Rows from a figure dataset |
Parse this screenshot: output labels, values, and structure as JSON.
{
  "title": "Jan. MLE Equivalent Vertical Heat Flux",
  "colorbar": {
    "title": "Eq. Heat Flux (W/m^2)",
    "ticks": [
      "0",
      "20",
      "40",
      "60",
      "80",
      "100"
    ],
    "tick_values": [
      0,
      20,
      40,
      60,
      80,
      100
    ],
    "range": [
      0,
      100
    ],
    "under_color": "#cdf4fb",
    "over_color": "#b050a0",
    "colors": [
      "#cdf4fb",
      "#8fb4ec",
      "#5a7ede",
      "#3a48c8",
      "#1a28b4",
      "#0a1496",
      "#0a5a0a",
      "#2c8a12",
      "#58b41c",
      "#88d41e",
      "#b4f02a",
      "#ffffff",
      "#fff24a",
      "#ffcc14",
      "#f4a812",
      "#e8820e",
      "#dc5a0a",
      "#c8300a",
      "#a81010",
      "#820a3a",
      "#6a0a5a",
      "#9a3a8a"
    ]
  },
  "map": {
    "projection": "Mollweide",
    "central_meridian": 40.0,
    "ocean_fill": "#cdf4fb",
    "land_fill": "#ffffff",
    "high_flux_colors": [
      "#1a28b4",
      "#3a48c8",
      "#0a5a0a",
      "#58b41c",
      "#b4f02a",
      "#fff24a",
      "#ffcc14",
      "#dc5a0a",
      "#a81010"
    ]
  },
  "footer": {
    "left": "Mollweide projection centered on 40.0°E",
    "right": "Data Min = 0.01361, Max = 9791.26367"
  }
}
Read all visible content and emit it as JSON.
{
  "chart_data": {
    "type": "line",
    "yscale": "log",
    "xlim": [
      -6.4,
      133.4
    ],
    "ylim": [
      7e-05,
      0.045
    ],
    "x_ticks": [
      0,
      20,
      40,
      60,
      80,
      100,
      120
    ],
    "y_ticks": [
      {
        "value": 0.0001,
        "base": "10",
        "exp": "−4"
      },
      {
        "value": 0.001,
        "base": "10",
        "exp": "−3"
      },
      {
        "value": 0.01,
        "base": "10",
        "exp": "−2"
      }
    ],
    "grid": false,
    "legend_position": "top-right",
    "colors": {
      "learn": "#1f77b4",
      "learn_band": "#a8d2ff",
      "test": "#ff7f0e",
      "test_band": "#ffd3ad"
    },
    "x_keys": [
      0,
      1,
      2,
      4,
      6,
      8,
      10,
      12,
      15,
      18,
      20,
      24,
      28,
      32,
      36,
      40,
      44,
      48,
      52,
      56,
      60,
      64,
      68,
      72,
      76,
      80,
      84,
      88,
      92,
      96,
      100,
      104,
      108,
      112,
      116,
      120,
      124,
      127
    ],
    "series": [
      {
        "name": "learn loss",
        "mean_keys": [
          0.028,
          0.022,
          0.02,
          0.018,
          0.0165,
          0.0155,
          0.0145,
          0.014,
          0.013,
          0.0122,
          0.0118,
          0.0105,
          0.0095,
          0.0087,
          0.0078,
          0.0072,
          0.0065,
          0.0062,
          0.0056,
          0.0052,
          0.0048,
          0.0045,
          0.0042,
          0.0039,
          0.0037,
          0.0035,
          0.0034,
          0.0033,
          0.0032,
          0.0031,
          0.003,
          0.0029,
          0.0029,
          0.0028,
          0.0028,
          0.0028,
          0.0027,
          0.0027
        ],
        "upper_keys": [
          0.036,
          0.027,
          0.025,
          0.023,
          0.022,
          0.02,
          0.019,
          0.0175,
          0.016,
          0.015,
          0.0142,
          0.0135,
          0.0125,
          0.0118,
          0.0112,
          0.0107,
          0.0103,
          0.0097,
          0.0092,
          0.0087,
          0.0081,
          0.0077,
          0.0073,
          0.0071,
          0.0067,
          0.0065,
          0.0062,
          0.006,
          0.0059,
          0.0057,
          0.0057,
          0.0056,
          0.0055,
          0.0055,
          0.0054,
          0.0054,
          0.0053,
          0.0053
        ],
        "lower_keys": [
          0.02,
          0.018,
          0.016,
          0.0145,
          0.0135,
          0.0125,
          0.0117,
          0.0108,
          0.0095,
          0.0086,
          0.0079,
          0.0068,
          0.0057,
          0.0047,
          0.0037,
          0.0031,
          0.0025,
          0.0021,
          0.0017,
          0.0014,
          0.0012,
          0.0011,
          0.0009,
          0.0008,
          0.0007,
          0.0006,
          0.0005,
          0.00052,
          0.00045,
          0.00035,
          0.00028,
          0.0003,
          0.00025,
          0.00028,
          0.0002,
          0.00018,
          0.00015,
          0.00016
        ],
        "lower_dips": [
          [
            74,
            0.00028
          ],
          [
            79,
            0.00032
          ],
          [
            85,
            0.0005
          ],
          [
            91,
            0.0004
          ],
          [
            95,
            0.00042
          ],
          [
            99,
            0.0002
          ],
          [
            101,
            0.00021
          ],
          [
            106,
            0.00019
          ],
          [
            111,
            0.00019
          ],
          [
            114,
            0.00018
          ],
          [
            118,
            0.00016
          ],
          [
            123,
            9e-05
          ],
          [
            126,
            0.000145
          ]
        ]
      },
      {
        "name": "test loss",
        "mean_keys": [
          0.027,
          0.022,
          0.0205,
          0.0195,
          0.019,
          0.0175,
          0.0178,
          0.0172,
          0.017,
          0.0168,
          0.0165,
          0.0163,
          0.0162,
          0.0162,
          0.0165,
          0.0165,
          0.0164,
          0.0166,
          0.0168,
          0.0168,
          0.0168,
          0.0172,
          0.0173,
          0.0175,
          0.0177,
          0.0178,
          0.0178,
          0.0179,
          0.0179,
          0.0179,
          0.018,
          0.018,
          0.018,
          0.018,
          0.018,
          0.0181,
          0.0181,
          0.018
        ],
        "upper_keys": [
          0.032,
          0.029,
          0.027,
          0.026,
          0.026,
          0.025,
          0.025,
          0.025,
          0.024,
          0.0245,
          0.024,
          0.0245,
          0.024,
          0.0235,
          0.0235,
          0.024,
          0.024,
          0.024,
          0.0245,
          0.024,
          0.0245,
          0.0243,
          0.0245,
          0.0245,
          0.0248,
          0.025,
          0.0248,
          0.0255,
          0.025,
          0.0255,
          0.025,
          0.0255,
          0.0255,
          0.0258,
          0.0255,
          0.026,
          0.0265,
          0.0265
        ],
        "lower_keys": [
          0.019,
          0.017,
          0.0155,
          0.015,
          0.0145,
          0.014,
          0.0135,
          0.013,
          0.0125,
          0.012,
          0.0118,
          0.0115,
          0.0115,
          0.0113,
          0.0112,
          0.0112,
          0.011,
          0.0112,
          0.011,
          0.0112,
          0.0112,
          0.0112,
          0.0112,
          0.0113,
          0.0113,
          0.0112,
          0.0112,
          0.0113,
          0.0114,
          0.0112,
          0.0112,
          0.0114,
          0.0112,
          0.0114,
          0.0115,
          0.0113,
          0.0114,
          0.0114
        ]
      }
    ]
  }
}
--
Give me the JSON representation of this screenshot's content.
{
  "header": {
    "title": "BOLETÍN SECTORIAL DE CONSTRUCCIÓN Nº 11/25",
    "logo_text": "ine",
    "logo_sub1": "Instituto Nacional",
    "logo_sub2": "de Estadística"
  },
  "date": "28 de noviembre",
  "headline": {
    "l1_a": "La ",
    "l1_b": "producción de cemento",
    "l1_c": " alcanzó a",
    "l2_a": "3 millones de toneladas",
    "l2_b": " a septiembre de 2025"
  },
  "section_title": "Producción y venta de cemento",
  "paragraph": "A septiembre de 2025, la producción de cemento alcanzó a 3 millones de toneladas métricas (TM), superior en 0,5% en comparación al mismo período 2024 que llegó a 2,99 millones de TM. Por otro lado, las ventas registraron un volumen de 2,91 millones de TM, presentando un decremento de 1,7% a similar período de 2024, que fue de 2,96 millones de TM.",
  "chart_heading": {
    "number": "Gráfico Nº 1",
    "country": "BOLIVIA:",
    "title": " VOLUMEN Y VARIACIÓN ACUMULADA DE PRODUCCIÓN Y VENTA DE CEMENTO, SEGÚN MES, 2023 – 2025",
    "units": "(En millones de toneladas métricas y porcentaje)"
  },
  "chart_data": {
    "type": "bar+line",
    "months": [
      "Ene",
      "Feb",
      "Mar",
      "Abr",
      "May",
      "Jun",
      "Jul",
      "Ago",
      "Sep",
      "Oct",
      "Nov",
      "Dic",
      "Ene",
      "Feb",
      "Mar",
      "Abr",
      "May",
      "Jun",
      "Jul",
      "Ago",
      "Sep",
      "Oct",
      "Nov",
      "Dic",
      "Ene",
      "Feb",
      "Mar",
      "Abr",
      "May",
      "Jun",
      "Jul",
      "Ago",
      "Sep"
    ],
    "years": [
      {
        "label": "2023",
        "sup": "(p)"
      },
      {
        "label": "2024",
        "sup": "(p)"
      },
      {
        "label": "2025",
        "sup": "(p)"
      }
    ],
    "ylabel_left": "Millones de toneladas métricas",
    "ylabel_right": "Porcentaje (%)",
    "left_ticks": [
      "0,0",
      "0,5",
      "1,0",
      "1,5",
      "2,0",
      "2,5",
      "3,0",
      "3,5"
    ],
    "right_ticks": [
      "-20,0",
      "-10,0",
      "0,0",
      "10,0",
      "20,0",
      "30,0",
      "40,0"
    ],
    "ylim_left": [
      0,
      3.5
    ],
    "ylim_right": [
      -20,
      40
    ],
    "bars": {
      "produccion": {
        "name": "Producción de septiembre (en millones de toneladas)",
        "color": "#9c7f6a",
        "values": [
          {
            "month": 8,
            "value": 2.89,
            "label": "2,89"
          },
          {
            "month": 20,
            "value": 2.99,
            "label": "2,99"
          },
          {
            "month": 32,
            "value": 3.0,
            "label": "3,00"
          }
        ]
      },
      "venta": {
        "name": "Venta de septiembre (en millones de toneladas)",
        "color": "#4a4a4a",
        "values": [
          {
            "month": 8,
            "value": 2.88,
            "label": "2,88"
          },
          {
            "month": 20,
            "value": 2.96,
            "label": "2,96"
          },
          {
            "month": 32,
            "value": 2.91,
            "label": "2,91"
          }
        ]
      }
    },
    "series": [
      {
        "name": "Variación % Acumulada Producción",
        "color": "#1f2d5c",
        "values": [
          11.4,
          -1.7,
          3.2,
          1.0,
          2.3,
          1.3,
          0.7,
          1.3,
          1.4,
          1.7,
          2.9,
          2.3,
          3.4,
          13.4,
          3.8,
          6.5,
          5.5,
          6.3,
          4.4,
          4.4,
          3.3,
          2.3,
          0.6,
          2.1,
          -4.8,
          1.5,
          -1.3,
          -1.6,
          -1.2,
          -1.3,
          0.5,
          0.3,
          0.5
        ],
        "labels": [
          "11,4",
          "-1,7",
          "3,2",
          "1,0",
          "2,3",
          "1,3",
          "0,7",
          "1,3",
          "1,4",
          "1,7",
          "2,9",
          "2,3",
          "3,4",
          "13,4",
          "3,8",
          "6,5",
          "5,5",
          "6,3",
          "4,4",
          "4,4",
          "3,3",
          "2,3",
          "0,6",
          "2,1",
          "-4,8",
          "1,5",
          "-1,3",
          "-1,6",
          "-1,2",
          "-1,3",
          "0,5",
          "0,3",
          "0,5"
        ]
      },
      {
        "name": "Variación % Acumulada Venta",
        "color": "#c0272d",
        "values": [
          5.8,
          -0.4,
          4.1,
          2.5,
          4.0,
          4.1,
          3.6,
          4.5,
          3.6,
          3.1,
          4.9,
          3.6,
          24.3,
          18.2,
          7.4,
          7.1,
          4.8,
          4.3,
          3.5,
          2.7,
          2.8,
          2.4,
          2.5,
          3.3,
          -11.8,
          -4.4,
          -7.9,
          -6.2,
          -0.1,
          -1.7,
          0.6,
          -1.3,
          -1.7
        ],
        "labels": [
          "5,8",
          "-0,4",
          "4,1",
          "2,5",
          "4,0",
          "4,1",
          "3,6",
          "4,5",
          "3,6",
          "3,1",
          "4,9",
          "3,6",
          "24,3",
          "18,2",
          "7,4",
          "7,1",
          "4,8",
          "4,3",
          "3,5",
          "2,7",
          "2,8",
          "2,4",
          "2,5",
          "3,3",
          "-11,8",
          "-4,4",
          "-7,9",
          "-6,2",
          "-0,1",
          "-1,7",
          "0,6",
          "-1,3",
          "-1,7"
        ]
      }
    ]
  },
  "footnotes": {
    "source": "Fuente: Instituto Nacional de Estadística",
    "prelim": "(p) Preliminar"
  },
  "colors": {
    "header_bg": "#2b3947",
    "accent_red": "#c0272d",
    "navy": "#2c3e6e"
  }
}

THE PROBLEM |
From the material, report only how many lines include the word "name".

PROBLEM SOLUTION |
6